---------- SELECTED PASSAGE ----------
Anyway, it should be fairly simple to make a "copy url with session" feature, even in the template itself (the web GUI). The server have to 'get' it, but it will soon.
I like that approach
I will wait the implementation of "copy url with session" in some of your future builds. Even if it's easy to modify the template, I vote for adding this as an option in the menu (see my suggestion below), to make easier to enable this independently of which template the server admin is using (and to avoid people come here asking for help about modifying the template).
» Suggestion: This function is now obsolete:
Menu > URL encoding > Include password in pages (for download managers)(which makes this URL:
http://user:pass@127.0.0.1/filename.rar)
It could be replaced with:Menu > URL encoding > Include authenticated session (for download managers)(you could use another text description, but I think this is clear enough)
----------
■ EXERCISE PROMPT
Extend the forum thread about the "copy url with session" feature, picking up right after its last sentence. You won't need the rows that follow the forum thread.
---------- STUDY MATERIAL ----------
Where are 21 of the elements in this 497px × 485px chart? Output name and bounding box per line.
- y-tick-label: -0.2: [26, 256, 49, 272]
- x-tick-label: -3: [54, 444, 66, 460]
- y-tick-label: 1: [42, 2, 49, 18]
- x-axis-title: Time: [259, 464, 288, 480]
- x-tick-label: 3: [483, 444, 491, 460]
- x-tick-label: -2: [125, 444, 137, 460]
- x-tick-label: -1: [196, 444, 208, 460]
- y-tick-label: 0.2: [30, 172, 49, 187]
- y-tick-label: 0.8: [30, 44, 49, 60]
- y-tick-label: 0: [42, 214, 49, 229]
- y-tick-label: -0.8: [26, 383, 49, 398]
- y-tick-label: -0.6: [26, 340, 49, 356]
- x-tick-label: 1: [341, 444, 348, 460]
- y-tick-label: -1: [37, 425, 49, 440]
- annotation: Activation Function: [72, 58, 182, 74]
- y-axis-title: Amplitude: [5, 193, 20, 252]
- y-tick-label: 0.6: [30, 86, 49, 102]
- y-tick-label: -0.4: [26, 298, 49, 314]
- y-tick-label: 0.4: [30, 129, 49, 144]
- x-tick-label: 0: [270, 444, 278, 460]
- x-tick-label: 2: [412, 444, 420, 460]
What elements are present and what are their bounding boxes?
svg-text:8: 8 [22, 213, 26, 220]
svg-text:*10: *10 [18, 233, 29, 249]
----------
■ RESULT OF THIS TASK
» Important detail: If the Session-ID is contained in the URL,
it should work independently and override the cookies that a download manager could generate (and send on the HTTP headers). For example, FlashGet uses (on the backend) the cookies of IE, but if the user is using Firefox to login (and authenticate), there is no relation between the download manager and the browser. FlashGet generates and negotiates his own cookie (like if it were a browser), so, if you implement this,
if the Session-ID is found in the URL, it should override the 'Set-Cookie: HFS_SID_=' sent in the headers of the download manager, or otherwise it will no work (because the FlashGet cookie is independent of the browser). I can provide more details if this is not clear for you (on how FlashGet works), but it works on the same way in another independent download managers, which -are not- a browser extension. Also think on some other users, which are using HFS as a simple binary file server (
like this user, which was needing to remove Set-Cookie and ETag), but could want to have password-protection.